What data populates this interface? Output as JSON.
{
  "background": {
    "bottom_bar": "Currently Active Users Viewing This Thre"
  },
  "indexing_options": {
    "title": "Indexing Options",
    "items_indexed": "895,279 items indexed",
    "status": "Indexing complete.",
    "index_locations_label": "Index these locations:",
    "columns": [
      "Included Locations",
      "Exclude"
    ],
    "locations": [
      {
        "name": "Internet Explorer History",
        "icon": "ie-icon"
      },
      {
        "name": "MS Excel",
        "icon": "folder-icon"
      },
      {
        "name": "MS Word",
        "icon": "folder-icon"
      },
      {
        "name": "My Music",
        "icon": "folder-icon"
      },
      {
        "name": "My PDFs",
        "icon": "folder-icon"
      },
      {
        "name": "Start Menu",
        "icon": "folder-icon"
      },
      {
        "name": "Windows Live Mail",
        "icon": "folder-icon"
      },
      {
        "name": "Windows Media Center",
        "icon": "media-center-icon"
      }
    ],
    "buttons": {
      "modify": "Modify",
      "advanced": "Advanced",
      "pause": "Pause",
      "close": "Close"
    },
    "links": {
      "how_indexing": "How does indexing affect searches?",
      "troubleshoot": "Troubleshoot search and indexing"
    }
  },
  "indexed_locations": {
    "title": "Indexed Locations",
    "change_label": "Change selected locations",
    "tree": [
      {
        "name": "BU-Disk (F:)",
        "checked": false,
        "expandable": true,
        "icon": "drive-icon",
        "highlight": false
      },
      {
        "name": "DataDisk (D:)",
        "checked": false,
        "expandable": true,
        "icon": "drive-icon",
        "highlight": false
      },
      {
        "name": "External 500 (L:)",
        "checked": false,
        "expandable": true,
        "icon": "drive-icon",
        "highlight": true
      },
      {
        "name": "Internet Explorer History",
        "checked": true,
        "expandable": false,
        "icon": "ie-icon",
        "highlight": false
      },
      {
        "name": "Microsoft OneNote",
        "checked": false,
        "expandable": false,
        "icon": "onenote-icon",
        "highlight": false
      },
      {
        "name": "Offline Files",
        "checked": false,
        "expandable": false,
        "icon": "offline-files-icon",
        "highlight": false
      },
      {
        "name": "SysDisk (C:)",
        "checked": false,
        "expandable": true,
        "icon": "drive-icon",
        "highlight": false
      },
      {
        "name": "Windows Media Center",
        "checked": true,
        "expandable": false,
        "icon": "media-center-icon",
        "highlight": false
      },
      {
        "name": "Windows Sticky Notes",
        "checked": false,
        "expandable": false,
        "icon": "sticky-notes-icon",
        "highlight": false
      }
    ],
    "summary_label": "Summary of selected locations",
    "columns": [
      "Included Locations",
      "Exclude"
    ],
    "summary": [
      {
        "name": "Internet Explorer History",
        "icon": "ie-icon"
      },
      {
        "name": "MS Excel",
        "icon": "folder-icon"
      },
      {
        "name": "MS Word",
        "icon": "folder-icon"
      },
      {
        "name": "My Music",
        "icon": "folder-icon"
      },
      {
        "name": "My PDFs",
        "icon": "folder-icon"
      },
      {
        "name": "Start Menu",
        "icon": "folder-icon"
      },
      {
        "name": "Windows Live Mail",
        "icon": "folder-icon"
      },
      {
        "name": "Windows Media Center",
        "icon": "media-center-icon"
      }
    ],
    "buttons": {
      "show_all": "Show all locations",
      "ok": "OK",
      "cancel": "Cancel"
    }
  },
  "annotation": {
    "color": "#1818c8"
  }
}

Task instructions: Print the listing above in full, exactly as it is.

Answer to this exercise:
What data populates this interface? Output as JSON.
{
  "background": {
    "bottom_bar": "Currently Active Users Viewing This Thre"
  },
  "indexing_options": {
    "title": "Indexing Options",
    "items_indexed": "895,279 items indexed",
    "status": "Indexing complete.",
    "index_locations_label": "Index these locations:",
    "columns": [
      "Included Locations",
      "Exclude"
    ],
    "locations": [
      {
        "name": "Internet Explorer History",
        "icon": "ie-icon"
      },
      {
        "name": "MS Excel",
        "icon": "folder-icon"
      },
      {
        "name": "MS Word",
        "icon": "folder-icon"
      },
      {
        "name": "My Music",
        "icon": "folder-icon"
      },
      {
        "name": "My PDFs",
        "icon": "folder-icon"
      },
      {
        "name": "Start Menu",
        "icon": "folder-icon"
      },
      {
        "name": "Windows Live Mail",
        "icon": "folder-icon"
      },
      {
        "name": "Windows Media Center",
        "icon": "media-center-icon"
      }
    ],
    "buttons": {
      "modify": "Modify",
      "advanced": "Advanced",
      "pause": "Pause",
      "close": "Close"
    },
    "links": {
      "how_indexing": "How does indexing affect searches?",
      "troubleshoot": "Troubleshoot search and indexing"
    }
  },
  "indexed_locations": {
    "title": "Indexed Locations",
    "change_label": "Change selected locations",
    "tree": [
      {
        "name": "BU-Disk (F:)",
        "checked": false,
        "expandable": true,
        "icon": "drive-icon",
        "highlight": false
      },
      {
        "name": "DataDisk (D:)",
        "checked": false,
        "expandable": true,
        "icon": "drive-icon",
        "highlight": false
      },
      {
        "name": "External 500 (L:)",
        "checked": false,
        "expandable": true,
        "icon": "drive-icon",
        "highlight": true
      },
      {
        "name": "Internet Explorer History",
        "checked": true,
        "expandable": false,
        "icon": "ie-icon",
        "highlight": false
      },
      {
        "name": "Microsoft OneNote",
        "checked": false,
        "expandable": false,
        "icon": "onenote-icon",
        "highlight": false
      },
      {
        "name": "Offline Files",
        "checked": false,
        "expandable": false,
        "icon": "offline-files-icon",
        "highlight": false
      },
      {
        "name": "SysDisk (C:)",
        "checked": false,
        "expandable": true,
        "icon": "drive-icon",
        "highlight": false
      },
      {
        "name": "Windows Media Center",
        "checked": true,
        "expandable": false,
        "icon": "media-center-icon",
        "highlight": false
      },
      {
        "name": "Windows Sticky Notes",
        "checked": false,
        "expandable": false,
        "icon": "sticky-notes-icon",
        "highlight": false
      }
    ],
    "summary_label": "Summary of selected locations",
    "columns": [
      "Included Locations",
      "Exclude"
    ],
    "summary": [
      {
        "name": "Internet Explorer History",
        "icon": "ie-icon"
      },
      {
        "name": "MS Excel",
        "icon": "folder-icon"
      },
      {
        "name": "MS Word",
        "icon": "folder-icon"
      },
      {
        "name": "My Music",
        "icon": "folder-icon"
      },
      {
        "name": "My PDFs",
        "icon": "folder-icon"
      },
      {
        "name": "Start Menu",
        "icon": "folder-icon"
      },
      {
        "name": "Windows Live Mail",
        "icon": "folder-icon"
      },
      {
        "name": "Windows Media Center",
        "icon": "media-center-icon"
      }
    ],
    "buttons": {
      "show_all": "Show all locations",
      "ok": "OK",
      "cancel": "Cancel"
    }
  },
  "annotation": {
    "color": "#1818c8"
  }
}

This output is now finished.